## Exercise aim
Check each line of the records below and collect those that include the word "WhiteSky".

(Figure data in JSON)
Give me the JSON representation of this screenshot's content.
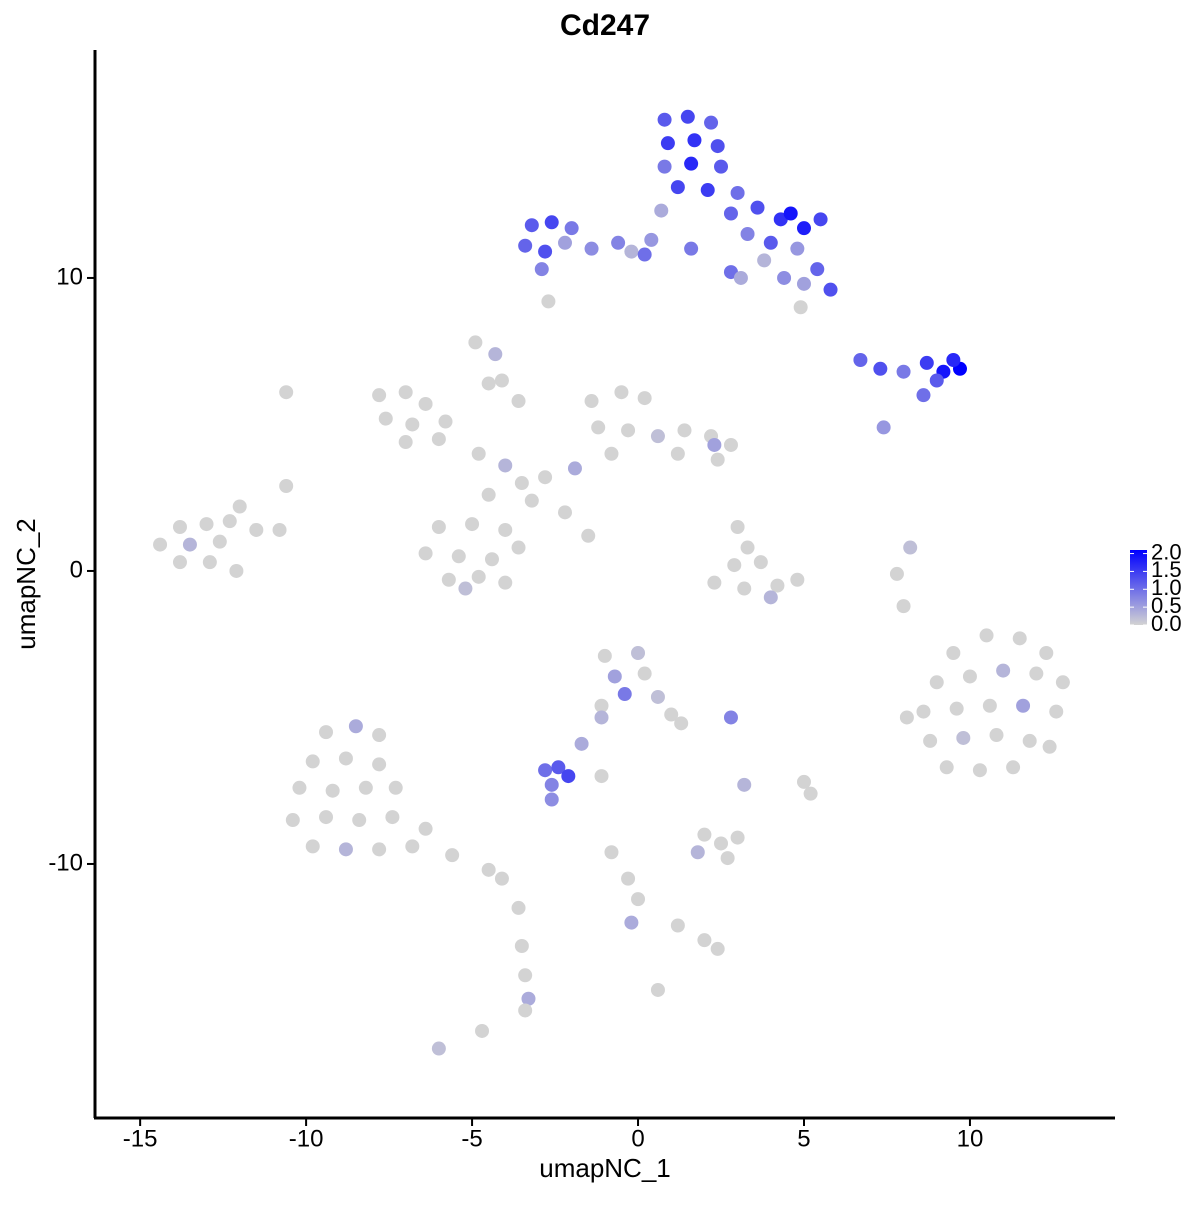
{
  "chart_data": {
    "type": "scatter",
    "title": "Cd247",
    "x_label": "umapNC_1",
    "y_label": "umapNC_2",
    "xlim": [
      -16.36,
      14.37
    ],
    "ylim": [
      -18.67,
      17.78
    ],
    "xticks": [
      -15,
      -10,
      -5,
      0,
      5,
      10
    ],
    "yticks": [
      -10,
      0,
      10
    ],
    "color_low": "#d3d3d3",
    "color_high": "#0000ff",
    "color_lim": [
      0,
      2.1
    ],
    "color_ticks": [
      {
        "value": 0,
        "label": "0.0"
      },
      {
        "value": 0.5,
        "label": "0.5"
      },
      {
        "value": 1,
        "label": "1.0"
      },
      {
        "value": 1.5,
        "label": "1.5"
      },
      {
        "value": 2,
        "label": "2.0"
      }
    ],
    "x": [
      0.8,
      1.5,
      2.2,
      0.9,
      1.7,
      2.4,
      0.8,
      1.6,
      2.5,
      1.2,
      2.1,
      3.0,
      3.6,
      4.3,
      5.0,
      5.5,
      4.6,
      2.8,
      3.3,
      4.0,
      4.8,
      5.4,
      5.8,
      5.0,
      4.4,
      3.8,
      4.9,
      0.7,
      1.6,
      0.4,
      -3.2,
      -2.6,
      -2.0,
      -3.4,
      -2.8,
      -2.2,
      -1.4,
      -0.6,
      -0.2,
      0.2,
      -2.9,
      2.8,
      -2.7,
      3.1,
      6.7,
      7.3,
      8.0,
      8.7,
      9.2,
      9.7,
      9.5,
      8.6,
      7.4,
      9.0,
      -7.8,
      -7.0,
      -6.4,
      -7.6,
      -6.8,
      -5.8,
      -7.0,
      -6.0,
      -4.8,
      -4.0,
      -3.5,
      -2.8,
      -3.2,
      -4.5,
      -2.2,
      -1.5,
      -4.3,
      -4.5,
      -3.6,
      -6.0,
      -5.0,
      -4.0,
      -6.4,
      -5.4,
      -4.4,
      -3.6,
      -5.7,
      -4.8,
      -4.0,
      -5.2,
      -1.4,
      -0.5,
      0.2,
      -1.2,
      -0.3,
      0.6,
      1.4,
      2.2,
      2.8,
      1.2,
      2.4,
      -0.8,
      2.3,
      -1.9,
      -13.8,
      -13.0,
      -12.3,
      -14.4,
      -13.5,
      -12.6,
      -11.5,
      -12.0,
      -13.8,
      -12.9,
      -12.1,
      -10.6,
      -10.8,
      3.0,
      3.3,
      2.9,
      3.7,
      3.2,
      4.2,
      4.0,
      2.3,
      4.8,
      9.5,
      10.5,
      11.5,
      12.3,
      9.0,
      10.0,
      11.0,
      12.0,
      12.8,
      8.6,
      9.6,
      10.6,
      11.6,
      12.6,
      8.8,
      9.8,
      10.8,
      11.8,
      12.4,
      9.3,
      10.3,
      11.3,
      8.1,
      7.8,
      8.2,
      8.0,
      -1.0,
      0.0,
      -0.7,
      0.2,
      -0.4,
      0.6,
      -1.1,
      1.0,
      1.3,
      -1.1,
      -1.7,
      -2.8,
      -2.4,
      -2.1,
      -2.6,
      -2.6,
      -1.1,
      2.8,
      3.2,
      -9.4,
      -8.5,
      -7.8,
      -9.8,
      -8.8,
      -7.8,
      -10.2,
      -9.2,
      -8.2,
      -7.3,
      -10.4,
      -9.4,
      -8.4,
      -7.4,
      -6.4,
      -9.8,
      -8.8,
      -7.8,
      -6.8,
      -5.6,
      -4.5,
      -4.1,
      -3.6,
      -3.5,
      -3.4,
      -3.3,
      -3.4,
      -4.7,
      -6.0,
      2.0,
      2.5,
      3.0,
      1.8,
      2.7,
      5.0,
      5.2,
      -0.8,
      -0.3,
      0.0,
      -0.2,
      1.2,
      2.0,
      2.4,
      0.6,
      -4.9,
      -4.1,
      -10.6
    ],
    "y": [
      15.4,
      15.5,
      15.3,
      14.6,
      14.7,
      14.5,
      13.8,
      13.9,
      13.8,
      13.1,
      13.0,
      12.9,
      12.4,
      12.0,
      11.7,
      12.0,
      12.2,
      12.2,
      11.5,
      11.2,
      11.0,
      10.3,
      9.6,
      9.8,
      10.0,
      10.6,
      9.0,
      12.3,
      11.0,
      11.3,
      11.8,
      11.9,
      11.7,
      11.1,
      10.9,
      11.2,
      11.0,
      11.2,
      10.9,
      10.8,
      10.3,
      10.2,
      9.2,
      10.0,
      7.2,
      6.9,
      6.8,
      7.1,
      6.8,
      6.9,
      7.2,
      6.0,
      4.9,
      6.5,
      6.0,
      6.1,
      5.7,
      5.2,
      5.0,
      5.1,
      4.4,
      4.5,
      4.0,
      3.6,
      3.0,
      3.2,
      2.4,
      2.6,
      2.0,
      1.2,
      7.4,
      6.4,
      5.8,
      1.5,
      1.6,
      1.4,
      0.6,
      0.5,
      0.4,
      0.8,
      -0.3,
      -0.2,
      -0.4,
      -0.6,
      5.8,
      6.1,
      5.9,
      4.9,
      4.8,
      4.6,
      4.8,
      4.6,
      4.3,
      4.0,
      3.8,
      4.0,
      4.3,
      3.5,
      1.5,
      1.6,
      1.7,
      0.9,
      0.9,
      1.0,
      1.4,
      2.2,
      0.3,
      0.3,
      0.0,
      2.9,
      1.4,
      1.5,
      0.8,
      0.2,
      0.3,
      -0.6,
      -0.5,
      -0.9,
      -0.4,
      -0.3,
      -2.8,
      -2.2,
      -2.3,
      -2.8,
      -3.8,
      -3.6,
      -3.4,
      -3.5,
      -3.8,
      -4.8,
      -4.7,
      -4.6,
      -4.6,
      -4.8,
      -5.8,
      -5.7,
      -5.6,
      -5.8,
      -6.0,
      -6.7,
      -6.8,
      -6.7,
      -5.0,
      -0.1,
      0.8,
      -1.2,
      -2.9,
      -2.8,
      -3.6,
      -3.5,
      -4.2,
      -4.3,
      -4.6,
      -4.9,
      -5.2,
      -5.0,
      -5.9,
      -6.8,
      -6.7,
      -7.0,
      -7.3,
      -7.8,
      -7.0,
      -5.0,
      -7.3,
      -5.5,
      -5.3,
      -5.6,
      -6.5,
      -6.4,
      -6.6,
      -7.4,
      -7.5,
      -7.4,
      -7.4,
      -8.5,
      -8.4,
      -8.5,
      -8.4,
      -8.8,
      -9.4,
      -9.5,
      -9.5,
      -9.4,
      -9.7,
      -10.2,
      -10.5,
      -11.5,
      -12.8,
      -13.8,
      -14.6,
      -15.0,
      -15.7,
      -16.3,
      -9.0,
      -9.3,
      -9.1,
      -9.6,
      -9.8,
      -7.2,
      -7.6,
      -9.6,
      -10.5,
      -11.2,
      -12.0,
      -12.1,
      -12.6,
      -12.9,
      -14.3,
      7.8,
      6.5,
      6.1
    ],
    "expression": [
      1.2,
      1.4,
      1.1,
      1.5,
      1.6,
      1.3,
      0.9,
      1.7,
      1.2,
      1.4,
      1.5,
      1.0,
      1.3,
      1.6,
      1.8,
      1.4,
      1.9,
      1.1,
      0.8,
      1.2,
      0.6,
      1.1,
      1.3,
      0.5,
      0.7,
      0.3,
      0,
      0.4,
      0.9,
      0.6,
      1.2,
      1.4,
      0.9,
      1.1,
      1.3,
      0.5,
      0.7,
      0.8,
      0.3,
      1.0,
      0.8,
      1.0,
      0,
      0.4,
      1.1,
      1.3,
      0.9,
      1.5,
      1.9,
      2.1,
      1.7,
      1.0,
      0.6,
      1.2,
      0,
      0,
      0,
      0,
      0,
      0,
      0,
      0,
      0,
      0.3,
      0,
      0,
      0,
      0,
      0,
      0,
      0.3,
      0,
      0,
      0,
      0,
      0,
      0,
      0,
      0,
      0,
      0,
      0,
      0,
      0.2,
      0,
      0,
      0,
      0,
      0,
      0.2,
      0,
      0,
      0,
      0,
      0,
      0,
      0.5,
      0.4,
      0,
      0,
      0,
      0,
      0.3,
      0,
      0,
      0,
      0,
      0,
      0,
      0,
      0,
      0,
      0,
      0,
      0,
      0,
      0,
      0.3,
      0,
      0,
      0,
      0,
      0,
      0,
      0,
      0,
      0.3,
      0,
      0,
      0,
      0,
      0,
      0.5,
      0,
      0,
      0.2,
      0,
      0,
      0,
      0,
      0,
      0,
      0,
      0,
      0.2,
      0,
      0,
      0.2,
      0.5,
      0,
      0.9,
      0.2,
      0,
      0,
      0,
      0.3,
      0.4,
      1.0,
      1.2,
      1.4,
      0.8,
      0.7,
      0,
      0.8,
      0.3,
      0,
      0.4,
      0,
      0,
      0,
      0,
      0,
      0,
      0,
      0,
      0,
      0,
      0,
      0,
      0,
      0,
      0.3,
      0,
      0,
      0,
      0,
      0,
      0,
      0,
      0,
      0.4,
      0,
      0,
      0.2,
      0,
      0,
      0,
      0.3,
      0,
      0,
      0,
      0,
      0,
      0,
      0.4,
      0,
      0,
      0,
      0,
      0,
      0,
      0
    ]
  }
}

* * *

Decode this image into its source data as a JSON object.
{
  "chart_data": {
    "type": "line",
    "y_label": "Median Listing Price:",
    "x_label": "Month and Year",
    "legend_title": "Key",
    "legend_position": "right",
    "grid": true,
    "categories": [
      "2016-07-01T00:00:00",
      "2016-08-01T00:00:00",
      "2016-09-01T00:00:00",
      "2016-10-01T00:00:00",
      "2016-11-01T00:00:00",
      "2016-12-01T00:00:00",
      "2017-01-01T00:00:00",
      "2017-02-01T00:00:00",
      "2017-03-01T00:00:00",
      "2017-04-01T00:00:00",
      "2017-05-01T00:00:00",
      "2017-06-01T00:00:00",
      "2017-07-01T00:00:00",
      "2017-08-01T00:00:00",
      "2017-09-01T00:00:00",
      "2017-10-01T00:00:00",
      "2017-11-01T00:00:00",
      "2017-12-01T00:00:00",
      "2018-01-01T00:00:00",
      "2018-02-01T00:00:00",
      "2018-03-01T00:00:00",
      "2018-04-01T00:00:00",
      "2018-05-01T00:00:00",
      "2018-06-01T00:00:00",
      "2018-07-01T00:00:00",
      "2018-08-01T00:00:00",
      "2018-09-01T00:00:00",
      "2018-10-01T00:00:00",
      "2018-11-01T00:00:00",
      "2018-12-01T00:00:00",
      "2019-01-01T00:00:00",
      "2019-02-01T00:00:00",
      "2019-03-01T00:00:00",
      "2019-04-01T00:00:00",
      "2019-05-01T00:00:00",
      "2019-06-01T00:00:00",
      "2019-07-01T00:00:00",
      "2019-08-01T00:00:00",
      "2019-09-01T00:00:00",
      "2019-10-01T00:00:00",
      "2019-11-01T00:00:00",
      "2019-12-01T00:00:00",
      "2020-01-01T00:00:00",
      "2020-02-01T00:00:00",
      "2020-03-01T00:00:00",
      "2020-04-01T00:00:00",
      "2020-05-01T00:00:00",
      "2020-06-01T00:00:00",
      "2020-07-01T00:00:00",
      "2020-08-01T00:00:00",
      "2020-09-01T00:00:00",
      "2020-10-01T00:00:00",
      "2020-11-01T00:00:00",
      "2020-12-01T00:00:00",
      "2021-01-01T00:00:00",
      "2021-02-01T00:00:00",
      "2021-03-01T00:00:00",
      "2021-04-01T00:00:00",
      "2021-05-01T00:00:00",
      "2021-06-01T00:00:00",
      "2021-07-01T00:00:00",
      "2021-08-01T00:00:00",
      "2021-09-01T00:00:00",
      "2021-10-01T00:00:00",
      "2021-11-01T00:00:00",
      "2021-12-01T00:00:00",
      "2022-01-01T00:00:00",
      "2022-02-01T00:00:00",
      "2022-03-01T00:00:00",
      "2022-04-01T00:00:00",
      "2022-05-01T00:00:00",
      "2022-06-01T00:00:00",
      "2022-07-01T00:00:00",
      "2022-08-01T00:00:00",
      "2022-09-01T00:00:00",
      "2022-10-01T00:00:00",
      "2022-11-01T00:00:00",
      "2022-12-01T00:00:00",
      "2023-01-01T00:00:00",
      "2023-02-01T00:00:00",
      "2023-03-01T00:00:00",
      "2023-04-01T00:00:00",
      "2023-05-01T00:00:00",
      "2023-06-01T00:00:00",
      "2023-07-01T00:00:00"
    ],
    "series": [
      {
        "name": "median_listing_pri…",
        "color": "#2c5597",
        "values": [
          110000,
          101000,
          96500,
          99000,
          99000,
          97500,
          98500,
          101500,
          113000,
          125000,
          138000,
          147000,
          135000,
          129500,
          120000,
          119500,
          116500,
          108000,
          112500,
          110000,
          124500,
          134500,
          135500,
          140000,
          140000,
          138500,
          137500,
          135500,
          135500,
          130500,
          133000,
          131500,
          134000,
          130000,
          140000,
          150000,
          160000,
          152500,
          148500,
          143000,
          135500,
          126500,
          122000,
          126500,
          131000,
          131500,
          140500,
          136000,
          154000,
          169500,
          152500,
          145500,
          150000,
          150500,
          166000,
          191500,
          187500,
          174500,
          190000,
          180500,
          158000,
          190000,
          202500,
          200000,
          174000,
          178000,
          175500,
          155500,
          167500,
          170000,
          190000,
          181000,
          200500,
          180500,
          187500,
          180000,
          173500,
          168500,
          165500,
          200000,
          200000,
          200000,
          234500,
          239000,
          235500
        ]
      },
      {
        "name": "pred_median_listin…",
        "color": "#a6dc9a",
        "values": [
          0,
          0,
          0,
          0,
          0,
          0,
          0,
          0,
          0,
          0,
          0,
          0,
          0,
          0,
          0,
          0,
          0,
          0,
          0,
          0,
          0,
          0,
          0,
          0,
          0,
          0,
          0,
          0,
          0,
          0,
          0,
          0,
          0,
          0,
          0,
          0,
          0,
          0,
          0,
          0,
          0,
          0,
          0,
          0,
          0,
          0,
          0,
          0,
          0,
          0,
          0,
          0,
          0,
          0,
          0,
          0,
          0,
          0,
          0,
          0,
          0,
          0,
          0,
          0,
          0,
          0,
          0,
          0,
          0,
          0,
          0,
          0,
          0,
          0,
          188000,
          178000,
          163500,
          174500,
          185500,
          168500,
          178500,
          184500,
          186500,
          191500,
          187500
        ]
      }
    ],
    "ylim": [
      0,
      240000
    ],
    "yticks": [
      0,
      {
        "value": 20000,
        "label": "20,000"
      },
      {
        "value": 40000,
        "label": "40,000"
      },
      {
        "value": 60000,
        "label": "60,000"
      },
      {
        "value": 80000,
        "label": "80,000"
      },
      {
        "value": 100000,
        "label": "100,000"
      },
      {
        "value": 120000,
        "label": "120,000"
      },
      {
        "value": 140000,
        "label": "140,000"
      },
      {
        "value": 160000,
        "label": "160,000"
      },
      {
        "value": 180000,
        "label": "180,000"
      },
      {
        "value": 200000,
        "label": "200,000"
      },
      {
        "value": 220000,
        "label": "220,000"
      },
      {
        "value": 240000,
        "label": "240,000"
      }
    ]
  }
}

==

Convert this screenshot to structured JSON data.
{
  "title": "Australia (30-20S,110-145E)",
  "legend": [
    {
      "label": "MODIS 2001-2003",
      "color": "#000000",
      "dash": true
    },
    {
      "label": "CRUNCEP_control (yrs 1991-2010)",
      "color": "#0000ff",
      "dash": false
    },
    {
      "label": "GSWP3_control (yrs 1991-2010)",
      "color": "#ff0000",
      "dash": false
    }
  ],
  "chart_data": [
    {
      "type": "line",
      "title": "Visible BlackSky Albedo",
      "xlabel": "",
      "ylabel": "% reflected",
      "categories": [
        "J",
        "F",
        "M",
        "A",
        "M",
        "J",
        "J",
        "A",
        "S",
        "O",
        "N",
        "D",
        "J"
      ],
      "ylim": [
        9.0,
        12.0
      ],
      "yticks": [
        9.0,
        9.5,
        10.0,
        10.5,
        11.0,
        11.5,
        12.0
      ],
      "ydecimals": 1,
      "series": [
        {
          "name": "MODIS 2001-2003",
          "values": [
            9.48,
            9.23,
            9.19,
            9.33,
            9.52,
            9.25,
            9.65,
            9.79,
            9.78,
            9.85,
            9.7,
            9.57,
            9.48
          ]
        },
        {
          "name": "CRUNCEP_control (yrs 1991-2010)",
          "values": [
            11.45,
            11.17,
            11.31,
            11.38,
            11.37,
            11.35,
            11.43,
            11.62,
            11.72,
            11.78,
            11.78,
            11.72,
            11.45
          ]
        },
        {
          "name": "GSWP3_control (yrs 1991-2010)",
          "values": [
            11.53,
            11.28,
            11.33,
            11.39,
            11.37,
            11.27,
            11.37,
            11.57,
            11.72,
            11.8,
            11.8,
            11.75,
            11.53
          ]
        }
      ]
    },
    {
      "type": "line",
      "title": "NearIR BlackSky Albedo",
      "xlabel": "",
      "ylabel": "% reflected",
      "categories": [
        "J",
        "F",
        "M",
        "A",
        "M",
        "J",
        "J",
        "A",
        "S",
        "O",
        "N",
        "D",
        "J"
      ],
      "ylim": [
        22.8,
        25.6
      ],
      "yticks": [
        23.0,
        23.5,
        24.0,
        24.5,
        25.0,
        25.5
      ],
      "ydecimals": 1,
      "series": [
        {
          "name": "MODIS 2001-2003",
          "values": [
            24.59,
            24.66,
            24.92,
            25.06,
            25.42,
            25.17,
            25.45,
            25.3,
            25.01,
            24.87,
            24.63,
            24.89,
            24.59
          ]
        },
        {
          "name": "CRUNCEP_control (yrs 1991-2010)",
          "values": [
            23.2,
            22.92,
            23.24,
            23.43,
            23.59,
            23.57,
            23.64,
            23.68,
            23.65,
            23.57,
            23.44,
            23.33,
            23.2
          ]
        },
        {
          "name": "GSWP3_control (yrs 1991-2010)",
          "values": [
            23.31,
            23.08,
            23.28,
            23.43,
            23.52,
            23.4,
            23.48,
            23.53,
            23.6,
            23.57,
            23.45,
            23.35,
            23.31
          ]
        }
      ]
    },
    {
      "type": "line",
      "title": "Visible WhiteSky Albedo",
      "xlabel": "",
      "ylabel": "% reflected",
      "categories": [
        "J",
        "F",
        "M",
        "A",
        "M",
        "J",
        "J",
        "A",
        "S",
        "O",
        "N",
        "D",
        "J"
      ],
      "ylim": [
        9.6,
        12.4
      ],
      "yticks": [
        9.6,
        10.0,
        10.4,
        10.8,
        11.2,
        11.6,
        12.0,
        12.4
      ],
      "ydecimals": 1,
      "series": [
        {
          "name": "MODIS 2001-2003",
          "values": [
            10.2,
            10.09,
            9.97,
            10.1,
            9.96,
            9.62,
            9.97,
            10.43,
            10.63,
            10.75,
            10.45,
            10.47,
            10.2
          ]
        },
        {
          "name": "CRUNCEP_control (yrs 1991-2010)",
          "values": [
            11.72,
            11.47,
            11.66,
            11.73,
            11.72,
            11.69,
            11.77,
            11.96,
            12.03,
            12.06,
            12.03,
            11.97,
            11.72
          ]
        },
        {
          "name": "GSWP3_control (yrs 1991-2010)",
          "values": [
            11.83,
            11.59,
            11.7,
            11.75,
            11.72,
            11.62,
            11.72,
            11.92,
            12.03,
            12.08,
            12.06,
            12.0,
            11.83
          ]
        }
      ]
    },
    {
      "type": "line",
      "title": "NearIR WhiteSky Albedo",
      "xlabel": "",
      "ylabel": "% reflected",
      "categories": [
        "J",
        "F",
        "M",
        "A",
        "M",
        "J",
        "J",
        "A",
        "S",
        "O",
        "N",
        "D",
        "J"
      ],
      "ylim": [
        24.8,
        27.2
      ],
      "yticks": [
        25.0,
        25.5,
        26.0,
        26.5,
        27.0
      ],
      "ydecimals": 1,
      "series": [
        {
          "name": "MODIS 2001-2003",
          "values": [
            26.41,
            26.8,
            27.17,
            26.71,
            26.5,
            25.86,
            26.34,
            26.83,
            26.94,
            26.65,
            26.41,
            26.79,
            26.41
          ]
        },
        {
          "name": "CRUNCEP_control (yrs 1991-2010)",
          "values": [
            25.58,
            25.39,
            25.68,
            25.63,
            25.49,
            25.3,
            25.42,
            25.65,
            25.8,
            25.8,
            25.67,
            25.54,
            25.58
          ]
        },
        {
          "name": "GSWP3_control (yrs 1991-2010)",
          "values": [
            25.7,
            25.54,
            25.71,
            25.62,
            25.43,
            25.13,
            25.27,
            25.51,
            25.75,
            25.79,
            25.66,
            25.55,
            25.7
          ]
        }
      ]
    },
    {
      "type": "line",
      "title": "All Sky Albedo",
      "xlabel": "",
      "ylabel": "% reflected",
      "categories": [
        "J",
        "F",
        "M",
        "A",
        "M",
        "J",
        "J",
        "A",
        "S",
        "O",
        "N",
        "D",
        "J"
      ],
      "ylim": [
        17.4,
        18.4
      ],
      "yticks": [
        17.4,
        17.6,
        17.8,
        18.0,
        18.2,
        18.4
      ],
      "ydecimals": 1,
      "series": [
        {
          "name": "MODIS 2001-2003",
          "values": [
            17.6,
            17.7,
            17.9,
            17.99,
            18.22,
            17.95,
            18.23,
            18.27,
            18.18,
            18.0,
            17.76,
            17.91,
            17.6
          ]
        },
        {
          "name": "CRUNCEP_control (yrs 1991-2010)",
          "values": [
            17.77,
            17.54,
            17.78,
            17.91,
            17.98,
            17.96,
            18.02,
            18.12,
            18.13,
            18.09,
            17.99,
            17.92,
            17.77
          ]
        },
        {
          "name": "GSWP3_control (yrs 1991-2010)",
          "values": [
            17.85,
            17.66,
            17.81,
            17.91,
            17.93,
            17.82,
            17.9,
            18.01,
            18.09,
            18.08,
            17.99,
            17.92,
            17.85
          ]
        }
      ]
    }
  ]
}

## Exercise solution
      "title": "Visible WhiteSky Albedo",
      "title": "NearIR WhiteSky Albedo",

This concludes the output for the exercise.